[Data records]
┌──
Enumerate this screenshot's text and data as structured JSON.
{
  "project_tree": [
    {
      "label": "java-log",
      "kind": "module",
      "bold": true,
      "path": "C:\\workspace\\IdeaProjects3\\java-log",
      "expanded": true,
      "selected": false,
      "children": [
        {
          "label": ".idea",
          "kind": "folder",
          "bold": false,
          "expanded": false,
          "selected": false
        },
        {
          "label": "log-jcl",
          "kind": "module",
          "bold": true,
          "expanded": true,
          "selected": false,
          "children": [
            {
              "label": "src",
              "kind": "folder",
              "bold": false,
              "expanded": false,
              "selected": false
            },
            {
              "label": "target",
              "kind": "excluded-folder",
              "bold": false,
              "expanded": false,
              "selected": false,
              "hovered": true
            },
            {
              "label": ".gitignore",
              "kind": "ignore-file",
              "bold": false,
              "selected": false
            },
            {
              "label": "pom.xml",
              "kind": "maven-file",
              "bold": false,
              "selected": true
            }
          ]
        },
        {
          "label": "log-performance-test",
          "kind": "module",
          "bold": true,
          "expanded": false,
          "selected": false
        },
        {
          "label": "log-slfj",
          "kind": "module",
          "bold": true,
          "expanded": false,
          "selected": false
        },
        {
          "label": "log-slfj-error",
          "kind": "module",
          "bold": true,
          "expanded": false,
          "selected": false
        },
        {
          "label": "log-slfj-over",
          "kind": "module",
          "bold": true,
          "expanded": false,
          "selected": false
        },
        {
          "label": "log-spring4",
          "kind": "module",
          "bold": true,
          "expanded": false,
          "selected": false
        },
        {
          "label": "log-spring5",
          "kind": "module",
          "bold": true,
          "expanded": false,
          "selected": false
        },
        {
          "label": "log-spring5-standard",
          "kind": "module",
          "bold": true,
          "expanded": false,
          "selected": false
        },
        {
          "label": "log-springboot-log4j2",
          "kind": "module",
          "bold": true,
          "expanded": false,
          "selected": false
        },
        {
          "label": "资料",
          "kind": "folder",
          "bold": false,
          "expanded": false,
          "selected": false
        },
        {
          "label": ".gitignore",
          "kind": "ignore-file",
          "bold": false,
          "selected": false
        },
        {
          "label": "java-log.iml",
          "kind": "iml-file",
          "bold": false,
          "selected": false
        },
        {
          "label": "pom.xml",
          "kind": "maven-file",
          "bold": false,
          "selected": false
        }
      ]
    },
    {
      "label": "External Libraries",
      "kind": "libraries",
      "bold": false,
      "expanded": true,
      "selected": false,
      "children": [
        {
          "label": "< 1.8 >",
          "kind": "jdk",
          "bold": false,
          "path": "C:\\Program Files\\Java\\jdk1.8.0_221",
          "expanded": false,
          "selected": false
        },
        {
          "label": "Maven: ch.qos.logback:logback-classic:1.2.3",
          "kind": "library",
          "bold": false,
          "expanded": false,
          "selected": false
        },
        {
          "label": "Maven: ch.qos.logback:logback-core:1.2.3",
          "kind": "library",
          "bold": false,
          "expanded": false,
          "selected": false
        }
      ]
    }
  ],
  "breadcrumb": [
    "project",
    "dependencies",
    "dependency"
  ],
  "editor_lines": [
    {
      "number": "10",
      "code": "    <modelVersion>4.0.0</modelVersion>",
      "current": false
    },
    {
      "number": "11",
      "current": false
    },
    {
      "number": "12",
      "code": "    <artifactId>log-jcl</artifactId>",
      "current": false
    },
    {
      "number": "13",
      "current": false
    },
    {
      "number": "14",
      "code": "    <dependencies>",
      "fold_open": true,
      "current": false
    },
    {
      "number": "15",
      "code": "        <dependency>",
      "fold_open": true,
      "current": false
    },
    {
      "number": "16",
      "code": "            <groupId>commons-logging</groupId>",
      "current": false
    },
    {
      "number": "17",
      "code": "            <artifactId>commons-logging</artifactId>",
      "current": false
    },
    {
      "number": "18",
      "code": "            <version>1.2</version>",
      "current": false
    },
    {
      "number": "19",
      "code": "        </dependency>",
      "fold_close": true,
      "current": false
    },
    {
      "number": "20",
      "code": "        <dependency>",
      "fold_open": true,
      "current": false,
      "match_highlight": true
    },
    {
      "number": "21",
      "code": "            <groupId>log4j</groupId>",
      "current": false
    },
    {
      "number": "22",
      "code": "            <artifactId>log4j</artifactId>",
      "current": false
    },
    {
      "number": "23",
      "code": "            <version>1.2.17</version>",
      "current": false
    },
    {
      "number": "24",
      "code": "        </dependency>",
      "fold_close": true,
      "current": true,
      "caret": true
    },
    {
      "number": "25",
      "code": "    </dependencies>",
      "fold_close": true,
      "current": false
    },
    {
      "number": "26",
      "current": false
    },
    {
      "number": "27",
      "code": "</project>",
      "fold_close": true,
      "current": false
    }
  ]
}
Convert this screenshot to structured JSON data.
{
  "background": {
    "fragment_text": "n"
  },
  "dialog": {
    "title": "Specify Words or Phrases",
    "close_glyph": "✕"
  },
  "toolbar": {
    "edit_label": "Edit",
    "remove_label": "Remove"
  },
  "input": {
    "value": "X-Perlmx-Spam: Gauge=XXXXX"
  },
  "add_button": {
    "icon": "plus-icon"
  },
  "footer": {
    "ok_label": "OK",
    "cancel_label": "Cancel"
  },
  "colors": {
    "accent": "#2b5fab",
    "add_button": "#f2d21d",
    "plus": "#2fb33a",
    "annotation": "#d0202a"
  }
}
└──
■ **Stated goal**
Transcribe, word for word, every line from the one containing "Convert this screenshot" through the final line of the entries, and nothing else.

■ **Task solution**
Convert this screenshot to structured JSON data.
{
  "background": {
    "fragment_text": "n"
  },
  "dialog": {
    "title": "Specify Words or Phrases",
    "close_glyph": "✕"
  },
  "toolbar": {
    "edit_label": "Edit",
    "remove_label": "Remove"
  },
  "input": {
    "value": "X-Perlmx-Spam: Gauge=XXXXX"
  },
  "add_button": {
    "icon": "plus-icon"
  },
  "footer": {
    "ok_label": "OK",
    "cancel_label": "Cancel"
  },
  "colors": {
    "accent": "#2b5fab",
    "add_button": "#f2d21d",
    "plus": "#2fb33a",
    "annotation": "#d0202a"
  }
}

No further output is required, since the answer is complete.